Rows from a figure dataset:
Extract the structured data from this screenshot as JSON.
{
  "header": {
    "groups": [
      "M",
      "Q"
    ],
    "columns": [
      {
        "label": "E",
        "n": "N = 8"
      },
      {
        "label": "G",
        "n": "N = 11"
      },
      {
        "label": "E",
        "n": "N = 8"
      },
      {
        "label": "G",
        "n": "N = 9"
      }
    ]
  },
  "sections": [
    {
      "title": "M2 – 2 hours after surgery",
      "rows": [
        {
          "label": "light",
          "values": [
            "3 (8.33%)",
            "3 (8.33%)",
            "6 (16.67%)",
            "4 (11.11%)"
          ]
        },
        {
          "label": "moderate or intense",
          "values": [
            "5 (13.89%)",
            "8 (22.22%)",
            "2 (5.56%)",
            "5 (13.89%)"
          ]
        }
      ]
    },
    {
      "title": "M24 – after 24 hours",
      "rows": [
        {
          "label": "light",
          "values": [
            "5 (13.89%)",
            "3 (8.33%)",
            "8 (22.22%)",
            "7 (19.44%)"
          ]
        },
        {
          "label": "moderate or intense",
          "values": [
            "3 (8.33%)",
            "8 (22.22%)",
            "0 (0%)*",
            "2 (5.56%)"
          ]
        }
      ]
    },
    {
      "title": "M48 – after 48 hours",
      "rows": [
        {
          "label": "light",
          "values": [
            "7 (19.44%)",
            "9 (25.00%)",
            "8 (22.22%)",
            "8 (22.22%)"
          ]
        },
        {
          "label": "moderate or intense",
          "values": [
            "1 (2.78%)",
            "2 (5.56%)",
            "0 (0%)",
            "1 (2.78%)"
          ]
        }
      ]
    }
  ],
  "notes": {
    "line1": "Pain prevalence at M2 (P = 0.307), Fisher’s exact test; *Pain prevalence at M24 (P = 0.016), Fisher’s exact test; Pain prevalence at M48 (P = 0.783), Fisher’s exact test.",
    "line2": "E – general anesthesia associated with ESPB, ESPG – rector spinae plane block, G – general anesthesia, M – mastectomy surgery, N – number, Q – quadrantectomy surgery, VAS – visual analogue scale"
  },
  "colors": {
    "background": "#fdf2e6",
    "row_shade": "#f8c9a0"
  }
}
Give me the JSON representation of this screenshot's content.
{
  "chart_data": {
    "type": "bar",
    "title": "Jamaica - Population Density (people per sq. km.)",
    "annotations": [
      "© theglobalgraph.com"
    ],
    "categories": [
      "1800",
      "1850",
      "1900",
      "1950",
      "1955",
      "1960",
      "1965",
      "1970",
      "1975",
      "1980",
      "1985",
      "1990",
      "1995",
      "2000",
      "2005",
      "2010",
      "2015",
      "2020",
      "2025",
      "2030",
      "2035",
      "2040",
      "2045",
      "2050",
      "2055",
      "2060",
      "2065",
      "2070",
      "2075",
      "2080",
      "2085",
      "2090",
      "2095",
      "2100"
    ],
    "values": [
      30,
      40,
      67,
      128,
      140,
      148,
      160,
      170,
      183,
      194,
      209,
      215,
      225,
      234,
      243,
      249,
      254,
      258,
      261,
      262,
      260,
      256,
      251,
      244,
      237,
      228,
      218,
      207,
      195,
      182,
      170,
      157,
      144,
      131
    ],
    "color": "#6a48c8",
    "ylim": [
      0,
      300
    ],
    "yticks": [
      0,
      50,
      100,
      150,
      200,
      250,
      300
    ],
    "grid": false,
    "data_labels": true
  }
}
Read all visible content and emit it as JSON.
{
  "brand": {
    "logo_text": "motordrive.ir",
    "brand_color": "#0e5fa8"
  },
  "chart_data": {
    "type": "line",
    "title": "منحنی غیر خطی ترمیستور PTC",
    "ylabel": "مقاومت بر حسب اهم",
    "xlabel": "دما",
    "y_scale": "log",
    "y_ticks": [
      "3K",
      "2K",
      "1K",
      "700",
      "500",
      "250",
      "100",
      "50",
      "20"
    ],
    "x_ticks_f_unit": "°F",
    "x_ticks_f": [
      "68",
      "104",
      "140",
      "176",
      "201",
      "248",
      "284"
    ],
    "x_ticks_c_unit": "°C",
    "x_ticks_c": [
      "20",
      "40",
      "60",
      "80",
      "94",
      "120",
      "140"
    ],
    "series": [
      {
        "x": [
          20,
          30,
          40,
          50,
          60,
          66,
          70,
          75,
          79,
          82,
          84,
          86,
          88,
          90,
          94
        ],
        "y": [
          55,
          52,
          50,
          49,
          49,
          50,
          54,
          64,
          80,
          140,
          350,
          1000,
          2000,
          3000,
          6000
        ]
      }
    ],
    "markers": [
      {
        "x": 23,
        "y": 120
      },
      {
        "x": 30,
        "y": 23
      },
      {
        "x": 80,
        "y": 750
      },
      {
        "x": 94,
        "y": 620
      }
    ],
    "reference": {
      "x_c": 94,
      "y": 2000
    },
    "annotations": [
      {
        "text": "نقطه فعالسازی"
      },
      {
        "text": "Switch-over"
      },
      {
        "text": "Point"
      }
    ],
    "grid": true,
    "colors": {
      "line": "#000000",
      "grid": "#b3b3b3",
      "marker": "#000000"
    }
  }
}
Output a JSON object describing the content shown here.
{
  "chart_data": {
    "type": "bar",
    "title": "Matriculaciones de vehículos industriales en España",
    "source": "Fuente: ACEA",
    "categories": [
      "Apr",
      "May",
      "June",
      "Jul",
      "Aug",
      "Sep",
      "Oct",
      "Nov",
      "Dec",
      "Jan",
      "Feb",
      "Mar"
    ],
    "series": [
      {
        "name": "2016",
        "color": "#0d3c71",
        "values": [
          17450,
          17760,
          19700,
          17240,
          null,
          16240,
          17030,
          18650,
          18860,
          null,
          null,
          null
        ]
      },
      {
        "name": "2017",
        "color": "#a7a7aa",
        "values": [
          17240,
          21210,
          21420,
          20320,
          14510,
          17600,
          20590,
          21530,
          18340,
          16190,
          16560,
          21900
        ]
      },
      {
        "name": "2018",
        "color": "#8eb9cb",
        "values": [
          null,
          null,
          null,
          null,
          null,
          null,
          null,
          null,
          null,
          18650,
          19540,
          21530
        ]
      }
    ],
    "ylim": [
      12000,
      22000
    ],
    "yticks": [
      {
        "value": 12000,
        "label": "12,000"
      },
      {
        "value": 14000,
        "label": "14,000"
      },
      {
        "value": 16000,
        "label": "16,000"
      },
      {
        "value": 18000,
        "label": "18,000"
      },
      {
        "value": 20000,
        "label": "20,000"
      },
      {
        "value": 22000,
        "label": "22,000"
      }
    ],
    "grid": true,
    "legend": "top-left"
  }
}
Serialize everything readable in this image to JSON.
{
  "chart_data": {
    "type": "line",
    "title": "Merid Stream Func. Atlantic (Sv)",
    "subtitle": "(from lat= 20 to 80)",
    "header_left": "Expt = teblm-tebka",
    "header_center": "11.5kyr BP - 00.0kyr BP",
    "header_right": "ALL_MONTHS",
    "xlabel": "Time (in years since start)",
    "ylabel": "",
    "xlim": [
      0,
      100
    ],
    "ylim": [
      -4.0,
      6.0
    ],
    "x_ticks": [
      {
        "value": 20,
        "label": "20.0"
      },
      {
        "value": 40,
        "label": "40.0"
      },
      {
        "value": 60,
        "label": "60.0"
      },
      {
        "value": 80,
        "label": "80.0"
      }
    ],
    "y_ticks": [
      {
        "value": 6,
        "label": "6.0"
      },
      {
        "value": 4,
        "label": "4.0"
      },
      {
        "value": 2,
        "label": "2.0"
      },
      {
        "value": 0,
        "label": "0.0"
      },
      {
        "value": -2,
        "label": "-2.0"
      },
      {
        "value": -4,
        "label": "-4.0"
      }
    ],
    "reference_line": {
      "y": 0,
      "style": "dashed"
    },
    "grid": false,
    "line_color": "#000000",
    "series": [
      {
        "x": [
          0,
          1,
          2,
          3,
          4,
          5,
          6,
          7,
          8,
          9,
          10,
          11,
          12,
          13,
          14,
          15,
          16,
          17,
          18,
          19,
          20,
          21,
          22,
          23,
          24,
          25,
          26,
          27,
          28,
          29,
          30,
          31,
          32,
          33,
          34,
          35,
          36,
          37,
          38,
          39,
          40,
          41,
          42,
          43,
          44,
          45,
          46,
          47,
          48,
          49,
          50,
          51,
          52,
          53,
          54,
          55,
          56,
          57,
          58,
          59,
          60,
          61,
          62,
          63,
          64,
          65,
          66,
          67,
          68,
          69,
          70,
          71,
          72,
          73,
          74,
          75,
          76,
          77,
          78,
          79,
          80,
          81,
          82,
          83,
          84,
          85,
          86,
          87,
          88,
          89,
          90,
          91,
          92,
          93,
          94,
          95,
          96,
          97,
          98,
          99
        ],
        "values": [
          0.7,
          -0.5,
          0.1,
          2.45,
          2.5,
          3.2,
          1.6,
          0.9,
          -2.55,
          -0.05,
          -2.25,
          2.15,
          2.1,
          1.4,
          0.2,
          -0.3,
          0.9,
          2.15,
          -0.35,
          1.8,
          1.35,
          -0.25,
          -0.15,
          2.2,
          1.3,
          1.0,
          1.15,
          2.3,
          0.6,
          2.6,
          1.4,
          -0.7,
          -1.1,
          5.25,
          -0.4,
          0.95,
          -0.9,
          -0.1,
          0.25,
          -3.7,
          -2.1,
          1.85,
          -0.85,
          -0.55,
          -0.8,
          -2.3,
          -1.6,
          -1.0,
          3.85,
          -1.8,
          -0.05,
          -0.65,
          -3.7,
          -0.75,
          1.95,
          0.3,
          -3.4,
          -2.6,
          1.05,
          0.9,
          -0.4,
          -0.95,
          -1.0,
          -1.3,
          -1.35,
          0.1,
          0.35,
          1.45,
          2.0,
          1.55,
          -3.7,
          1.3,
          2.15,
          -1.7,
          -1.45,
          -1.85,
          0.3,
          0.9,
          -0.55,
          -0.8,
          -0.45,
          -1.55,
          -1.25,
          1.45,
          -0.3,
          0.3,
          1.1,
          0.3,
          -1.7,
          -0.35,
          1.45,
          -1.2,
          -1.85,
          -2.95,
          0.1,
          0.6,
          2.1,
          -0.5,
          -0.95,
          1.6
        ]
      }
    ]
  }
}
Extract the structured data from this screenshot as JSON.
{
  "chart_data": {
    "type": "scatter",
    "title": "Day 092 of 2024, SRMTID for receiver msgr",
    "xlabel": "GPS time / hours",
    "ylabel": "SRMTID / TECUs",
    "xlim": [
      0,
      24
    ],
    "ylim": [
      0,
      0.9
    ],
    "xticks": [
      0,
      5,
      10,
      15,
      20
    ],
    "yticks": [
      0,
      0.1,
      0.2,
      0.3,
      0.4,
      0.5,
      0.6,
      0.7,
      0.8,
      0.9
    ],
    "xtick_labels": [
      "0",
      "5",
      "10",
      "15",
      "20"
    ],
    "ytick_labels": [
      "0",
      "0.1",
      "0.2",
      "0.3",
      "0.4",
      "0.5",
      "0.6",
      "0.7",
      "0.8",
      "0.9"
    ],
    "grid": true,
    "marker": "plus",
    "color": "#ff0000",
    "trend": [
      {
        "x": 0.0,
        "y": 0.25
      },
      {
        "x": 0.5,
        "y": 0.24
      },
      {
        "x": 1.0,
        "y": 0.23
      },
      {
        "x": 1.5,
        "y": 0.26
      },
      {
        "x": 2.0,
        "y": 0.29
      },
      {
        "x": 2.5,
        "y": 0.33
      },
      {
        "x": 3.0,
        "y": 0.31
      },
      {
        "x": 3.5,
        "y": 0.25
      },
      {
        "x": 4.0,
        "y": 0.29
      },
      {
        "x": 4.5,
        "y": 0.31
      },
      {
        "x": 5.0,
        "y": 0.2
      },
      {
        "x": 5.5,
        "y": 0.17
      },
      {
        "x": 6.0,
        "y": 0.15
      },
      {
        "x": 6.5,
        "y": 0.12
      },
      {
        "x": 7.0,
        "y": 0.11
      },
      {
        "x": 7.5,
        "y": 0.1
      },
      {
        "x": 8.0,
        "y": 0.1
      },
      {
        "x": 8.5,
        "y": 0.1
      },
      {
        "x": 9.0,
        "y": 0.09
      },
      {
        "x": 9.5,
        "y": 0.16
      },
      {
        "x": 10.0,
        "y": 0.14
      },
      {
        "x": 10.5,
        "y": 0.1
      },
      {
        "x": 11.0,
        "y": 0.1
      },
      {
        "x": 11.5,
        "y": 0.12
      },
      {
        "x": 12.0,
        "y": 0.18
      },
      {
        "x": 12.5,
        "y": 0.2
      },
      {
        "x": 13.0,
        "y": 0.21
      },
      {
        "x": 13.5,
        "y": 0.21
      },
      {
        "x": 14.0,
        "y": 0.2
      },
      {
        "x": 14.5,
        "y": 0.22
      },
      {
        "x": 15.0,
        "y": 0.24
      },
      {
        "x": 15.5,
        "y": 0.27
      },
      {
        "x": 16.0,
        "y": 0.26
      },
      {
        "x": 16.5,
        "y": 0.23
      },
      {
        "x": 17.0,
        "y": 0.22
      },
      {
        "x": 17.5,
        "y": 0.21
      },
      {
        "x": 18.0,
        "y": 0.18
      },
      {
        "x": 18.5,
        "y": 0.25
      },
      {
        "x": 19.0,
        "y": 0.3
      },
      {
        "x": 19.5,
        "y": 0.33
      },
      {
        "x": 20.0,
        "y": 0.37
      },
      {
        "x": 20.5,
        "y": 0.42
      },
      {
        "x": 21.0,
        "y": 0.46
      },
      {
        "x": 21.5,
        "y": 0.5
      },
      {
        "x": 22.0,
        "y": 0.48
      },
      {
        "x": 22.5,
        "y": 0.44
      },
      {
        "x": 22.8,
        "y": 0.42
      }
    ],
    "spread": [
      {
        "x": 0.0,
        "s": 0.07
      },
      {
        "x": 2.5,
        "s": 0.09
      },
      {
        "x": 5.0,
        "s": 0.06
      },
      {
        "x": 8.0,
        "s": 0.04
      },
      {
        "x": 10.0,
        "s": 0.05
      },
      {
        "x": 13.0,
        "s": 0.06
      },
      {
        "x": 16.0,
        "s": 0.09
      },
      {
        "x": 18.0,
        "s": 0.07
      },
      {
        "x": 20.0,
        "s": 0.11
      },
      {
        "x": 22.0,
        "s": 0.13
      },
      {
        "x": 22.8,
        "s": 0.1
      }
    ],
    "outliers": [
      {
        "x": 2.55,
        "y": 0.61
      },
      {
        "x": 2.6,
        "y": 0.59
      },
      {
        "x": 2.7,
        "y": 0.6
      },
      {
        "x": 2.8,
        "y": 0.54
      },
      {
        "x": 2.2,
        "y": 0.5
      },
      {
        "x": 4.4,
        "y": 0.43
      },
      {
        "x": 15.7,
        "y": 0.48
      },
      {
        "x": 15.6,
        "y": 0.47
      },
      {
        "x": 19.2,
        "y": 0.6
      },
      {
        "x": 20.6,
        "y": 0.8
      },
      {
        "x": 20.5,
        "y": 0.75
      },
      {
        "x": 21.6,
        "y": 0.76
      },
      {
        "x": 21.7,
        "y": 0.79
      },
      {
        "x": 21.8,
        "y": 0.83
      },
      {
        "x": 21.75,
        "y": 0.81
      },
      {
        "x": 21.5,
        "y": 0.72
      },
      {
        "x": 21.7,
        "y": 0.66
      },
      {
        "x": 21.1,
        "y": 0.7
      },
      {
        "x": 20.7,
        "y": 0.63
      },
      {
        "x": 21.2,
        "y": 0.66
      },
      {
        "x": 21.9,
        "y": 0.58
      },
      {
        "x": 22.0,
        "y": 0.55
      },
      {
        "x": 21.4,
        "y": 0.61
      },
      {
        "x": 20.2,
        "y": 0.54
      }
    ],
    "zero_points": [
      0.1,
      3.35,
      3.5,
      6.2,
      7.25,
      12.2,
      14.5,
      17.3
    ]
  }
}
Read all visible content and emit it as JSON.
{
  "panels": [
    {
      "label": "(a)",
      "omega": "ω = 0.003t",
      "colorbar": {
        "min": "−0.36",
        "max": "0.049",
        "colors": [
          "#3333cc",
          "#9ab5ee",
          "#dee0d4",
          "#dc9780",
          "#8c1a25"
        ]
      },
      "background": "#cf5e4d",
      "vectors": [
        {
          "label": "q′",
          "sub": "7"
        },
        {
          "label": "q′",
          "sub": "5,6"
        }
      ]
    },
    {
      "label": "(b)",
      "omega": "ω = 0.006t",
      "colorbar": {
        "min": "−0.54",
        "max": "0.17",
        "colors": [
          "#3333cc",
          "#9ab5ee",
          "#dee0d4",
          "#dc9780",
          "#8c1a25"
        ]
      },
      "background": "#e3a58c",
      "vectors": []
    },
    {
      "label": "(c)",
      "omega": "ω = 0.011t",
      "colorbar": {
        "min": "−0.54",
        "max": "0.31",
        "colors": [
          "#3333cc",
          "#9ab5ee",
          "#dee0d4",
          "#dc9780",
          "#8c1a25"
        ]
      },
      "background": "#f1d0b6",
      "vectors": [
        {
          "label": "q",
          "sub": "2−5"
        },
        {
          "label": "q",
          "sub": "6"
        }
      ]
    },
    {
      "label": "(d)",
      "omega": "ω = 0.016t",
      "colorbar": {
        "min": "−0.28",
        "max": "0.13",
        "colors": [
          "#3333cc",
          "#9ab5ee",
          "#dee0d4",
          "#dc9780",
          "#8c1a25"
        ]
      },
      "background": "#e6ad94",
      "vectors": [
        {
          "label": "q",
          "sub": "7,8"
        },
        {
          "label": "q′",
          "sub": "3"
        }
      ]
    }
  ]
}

What to do: Within the listing above, find every line containing the string "hours" and return it.

Problem solution:
      "title": "M2 – 2 hours after surgery",
      "title": "M24 – after 24 hours",
      "title": "M48 – after 48 hours",
    "xlabel": "GPS time / hours",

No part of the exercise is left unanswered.